Please edit the rows from the first one through the line containing "close-tab-icon[interactable]: × <box>124", replacing "row-checkbox" with "row-selector" and leaving everything else unchanged. Return only those rows.

EXCERPTED RECORDS =>
......

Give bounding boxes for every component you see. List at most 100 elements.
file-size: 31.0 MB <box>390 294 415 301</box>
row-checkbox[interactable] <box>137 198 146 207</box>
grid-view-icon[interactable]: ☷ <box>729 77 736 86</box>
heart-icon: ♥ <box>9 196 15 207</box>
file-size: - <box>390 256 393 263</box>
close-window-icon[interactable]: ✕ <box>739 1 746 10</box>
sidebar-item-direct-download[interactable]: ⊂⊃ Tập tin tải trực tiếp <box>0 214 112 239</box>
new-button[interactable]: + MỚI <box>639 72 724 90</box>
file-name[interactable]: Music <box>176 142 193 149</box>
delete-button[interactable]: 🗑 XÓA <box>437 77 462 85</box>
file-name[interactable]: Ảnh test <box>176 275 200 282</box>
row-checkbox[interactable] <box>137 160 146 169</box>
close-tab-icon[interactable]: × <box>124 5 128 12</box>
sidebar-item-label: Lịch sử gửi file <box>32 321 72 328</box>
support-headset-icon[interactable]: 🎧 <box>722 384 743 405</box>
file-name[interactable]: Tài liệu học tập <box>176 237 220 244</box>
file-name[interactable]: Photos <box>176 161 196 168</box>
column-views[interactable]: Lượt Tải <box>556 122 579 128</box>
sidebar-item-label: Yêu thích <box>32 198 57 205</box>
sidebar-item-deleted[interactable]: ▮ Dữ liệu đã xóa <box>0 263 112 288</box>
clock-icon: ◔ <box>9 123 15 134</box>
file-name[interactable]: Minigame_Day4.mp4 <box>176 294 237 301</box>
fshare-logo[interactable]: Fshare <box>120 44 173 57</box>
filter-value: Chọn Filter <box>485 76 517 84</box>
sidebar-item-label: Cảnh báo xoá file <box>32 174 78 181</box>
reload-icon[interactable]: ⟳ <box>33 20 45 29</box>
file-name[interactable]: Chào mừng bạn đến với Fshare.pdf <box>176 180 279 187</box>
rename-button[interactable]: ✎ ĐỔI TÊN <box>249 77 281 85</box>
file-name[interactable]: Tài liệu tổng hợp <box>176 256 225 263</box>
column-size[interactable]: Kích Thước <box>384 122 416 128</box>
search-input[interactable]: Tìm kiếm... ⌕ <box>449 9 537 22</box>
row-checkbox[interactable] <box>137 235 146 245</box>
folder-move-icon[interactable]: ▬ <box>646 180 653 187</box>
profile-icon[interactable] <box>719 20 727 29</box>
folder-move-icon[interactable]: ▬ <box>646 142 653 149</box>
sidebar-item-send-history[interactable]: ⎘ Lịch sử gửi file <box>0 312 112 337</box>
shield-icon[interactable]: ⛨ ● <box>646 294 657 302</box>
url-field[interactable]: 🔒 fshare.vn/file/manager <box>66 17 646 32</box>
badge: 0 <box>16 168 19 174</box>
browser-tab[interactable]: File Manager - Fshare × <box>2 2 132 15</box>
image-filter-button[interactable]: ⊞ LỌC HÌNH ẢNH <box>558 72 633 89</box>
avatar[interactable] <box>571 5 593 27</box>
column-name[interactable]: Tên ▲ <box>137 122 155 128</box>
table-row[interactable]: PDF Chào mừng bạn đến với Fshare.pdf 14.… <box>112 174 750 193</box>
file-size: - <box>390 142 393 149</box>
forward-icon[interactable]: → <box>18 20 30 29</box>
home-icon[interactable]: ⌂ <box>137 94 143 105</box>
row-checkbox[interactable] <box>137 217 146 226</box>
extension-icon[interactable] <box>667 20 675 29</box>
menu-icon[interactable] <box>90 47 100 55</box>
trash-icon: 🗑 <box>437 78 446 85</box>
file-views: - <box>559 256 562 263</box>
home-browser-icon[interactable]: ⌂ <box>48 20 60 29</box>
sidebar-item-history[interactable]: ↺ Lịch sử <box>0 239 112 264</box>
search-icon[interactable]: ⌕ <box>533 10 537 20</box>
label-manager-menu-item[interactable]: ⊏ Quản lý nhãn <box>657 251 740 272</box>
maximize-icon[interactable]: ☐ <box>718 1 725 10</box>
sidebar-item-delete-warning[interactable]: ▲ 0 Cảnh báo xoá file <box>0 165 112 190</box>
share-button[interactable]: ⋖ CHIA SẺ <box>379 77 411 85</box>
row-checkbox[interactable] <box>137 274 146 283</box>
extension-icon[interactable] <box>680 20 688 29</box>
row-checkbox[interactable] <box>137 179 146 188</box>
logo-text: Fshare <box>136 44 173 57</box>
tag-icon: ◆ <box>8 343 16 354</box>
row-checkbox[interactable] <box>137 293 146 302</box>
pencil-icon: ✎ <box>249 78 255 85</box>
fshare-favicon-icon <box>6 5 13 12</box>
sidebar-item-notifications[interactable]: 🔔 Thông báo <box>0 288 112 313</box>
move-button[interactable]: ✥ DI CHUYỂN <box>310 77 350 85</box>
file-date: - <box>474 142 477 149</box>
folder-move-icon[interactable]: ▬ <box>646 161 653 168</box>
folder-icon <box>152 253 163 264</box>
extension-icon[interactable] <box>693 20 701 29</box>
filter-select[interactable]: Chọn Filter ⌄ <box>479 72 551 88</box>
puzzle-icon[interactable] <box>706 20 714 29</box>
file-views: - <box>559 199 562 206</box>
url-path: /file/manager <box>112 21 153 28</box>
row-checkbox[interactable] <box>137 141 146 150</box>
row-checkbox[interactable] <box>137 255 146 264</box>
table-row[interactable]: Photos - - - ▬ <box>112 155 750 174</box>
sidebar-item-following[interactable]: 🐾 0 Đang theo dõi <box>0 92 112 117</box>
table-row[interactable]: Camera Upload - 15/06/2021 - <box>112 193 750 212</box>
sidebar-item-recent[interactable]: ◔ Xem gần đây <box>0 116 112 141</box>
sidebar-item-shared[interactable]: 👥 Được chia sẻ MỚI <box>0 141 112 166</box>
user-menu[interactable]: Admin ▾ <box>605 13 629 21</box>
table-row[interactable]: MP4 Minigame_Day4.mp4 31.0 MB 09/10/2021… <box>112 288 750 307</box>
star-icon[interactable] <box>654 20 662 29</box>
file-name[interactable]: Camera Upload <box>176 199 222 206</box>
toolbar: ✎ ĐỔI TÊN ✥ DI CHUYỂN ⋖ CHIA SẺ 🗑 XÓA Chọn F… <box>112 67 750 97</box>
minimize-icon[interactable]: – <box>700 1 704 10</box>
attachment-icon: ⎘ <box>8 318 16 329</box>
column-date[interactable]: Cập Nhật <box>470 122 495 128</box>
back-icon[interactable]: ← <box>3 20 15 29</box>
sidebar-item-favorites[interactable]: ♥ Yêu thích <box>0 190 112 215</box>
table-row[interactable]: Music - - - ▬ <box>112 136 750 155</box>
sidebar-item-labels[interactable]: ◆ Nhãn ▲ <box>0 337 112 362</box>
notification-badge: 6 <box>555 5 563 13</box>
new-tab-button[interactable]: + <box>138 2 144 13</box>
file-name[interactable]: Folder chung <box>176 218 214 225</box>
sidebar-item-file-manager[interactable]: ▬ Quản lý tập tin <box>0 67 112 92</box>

......

RESULT OF THE EXERCISE =>
Give bounding boxes for every component you see. List at most 100 elements.
file-size: 31.0 MB <box>390 294 415 301</box>
row-selector[interactable] <box>137 198 146 207</box>
grid-view-icon[interactable]: ☷ <box>729 77 736 86</box>
heart-icon: ♥ <box>9 196 15 207</box>
file-size: - <box>390 256 393 263</box>
close-window-icon[interactable]: ✕ <box>739 1 746 10</box>
sidebar-item-direct-download[interactable]: ⊂⊃ Tập tin tải trực tiếp <box>0 214 112 239</box>
new-button[interactable]: + MỚI <box>639 72 724 90</box>
file-name[interactable]: Music <box>176 142 193 149</box>
delete-button[interactable]: 🗑 XÓA <box>437 77 462 85</box>
file-name[interactable]: Ảnh test <box>176 275 200 282</box>
row-selector[interactable] <box>137 160 146 169</box>
close-tab-icon[interactable]: × <box>124 5 128 12</box>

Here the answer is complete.